Une précieuse inscription lapidaire encore aujourd’hui existante sur la muraille de la magnifique cathédrale d’Ani raconte en termes pompeux que le magistros Aaron, envoyé dans ces contrées « par la basilissa Zoé », releva les remparts de cette cité, obtint pour celle-ci de sa souveraine un chrysobulle de franchises et, à la demande des hauts barons, supprima la somme considérable de dix « litrae » d’impôts. Cet Aaron est le même personnage que le vainqueur du Turc Azan. Ceci se passait dans le cours des années 1047 ou 1048.

Toghroul beg, informé par les fuyards du grand désastre de ses troupes, dévoré de chagrin, brûlait de venger une telle honte. Réunissant des forces nouvelles, toute l’élite de ses guerriers: « Turcs, Sabéens et Deilémites au nombre de cent mille environ », dit Skylitzès, il les plaça sous le commandement de son frère utérin Ibrahim Inal[17] et les envoya droit à l’ennemi. C’était dans le courant de l’an 1048, année 497 de l’ère arménienne, « la deuxième de notre servitude », suivant l’expression Arisdaguès de Lasdiverd. Ce chroniqueur nous fait une peinture dramatique de cette formidable invasion:

« Dans cette même année, dit-il, les portes de la colère céleste furent ouvertes sur notre pays. Des troupes sortirent en grand nombre du Turkestan, montées sur des chevaux rapides comme l’aigle, aux sabots comme la pierre; leurs arcs étaient rendus et leurs flèches acérées. Les soldats portaient autour des reins de fortes ceintures et aux pieds des chaussures dont il est impossible de délier les cordons Arrivés sur le territoire de Vaspouraçan, ils fondirent sur les chrétiens comme des loups affamés. »

Consigne 1: Modifiez les lignes de la liste, de son début jusqu'à la ligne contenant « 11, 543, 20] » incluse, en remplaçant « max-value-marker » par « max-value-indicator ». Ne changez rien d'autre.

Données:
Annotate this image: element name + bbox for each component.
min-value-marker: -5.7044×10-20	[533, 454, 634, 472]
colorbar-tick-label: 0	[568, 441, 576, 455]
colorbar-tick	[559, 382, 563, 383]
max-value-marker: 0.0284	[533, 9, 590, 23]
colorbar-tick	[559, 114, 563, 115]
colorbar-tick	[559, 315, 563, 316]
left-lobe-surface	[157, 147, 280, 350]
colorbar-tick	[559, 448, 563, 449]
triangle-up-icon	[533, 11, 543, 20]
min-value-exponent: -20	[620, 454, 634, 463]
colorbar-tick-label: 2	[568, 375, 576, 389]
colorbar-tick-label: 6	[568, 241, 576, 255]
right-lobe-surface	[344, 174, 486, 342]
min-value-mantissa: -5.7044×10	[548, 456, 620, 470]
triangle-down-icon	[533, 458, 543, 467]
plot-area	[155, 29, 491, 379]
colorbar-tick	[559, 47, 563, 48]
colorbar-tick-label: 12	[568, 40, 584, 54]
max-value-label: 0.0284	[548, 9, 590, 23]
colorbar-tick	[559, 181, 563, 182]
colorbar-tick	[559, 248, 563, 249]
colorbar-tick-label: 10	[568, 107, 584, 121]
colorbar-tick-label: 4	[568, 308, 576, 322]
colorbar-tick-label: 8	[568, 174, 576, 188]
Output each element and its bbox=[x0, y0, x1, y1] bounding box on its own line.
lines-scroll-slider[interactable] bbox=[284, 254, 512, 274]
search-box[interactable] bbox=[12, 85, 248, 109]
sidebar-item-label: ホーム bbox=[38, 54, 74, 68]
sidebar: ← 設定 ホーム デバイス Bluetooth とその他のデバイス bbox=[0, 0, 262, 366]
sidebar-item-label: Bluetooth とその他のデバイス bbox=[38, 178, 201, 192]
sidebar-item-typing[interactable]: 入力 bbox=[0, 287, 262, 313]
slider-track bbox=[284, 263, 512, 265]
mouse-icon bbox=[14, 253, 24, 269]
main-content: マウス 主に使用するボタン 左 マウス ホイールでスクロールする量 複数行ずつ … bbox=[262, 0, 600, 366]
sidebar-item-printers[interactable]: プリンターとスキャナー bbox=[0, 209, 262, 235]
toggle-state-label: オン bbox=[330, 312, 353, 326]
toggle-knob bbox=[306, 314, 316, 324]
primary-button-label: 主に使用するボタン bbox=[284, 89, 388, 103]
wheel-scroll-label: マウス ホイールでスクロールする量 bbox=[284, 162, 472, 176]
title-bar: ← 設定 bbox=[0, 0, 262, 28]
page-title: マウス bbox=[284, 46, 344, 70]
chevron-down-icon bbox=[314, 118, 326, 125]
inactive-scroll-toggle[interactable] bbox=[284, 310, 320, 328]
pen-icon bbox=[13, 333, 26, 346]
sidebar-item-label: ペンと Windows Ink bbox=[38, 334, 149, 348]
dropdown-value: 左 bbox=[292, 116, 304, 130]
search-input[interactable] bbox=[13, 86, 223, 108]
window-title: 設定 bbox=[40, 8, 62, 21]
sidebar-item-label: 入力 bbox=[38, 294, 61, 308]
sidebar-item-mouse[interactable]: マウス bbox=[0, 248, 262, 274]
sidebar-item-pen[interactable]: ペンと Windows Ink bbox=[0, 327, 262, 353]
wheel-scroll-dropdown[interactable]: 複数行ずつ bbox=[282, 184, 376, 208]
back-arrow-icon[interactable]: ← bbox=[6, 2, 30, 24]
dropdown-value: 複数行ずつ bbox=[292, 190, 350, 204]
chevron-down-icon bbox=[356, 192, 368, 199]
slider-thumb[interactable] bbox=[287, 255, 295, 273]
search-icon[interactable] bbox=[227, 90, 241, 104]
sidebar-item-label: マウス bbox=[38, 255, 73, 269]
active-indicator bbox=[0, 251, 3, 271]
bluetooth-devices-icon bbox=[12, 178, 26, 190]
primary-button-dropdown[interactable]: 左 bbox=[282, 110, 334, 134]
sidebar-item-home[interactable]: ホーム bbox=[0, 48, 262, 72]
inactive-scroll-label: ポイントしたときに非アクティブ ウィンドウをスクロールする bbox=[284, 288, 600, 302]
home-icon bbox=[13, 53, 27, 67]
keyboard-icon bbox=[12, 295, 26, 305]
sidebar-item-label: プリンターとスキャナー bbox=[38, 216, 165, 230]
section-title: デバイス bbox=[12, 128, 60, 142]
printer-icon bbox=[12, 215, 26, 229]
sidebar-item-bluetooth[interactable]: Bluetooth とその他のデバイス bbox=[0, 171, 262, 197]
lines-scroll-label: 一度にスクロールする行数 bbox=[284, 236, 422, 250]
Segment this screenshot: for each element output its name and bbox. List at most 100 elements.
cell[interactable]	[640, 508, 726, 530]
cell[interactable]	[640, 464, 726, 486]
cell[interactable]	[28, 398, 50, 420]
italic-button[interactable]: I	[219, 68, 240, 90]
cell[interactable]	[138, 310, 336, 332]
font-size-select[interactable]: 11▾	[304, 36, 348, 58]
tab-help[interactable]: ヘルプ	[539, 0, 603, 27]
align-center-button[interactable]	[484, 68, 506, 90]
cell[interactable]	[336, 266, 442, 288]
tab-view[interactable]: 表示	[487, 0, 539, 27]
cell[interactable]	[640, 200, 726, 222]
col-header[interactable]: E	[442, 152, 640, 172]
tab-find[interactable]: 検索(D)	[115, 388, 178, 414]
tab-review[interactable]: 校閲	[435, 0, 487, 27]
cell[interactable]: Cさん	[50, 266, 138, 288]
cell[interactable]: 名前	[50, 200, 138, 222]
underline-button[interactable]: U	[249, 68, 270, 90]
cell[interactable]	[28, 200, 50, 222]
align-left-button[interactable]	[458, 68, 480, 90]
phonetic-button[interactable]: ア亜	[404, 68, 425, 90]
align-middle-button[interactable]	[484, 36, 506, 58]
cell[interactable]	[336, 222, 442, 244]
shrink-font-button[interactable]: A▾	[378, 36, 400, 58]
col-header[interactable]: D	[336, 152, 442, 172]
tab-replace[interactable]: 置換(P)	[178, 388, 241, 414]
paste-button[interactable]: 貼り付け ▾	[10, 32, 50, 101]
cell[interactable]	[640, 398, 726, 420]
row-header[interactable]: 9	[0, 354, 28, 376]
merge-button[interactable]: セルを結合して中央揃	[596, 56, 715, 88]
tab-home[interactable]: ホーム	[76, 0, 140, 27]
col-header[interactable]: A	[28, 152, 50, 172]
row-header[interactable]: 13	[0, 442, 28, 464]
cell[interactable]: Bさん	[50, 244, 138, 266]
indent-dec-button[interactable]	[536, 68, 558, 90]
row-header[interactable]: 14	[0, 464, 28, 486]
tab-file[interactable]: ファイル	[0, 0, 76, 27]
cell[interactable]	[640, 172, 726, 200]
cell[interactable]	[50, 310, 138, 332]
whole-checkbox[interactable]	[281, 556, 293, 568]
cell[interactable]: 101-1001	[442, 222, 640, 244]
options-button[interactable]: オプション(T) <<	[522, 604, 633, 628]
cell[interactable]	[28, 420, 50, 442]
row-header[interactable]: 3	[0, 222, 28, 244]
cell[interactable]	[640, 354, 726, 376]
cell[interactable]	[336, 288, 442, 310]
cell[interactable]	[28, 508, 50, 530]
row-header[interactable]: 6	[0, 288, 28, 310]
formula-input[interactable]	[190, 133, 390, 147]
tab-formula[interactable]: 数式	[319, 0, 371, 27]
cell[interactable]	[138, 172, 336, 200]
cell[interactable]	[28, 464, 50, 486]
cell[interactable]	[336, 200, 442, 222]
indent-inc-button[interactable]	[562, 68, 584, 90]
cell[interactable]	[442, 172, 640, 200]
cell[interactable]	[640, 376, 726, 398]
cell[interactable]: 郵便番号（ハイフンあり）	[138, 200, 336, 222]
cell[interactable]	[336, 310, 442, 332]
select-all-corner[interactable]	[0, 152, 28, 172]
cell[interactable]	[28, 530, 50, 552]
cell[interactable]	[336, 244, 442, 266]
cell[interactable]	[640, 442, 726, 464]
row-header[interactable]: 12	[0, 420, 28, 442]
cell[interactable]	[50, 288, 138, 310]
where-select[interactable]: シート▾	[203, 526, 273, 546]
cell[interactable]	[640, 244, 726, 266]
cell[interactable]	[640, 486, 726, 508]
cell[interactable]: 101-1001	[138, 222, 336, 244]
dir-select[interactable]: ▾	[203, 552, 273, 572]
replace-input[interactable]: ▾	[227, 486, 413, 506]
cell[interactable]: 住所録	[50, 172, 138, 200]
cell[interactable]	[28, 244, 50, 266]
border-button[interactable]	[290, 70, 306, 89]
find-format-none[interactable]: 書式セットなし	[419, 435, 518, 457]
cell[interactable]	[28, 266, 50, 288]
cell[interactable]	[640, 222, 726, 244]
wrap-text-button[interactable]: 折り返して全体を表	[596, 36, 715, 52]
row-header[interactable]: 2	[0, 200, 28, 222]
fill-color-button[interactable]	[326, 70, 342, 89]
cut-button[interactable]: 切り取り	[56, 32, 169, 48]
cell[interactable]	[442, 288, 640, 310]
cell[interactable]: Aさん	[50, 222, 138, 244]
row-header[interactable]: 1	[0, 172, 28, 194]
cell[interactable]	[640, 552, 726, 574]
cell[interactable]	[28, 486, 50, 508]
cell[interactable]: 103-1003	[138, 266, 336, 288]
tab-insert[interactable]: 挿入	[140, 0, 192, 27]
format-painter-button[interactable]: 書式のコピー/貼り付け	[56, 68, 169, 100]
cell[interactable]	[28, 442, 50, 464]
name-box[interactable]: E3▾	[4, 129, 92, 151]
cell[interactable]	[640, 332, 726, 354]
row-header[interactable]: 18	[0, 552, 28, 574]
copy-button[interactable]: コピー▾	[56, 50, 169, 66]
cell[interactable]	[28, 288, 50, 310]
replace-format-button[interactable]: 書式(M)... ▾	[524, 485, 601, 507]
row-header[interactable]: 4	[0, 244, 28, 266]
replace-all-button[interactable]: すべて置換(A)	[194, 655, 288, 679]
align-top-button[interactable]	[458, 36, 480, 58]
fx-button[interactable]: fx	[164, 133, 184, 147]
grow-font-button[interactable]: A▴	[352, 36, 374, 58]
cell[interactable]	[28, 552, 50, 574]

Consigne 2: Recopiez le passage du document qui commence par « Une précieuse inscription » et se poursuit jusqu'à « 1047 ou 1048. » inclus.

Réponse attendue 1:
Annotate this image: element name + bbox for each component.
min-value-marker: -5.7044×10-20	[533, 454, 634, 472]
colorbar-tick-label: 0	[568, 441, 576, 455]
colorbar-tick	[559, 382, 563, 383]
max-value-indicator: 0.0284	[533, 9, 590, 23]
colorbar-tick	[559, 114, 563, 115]
colorbar-tick	[559, 315, 563, 316]
left-lobe-surface	[157, 147, 280, 350]
colorbar-tick	[559, 448, 563, 449]
triangle-up-icon	[533, 11, 543, 20]

Réponse attendue 2:
Une précieuse inscription lapidaire encore aujourd’hui existante sur la muraille de la magnifique cathédrale d’Ani raconte en termes pompeux que le magistros Aaron, envoyé dans ces contrées « par la basilissa Zoé », releva les remparts de cette cité, obtint pour celle-ci de sa souveraine un chrysobulle de franchises et, à la demande des hauts barons, supprima la somme considérable de dix « litrae » d’impôts. Cet Aaron est le même personnage que le vainqueur du Turc Azan. Ceci se passait dans le cours des années 1047 ou 1048.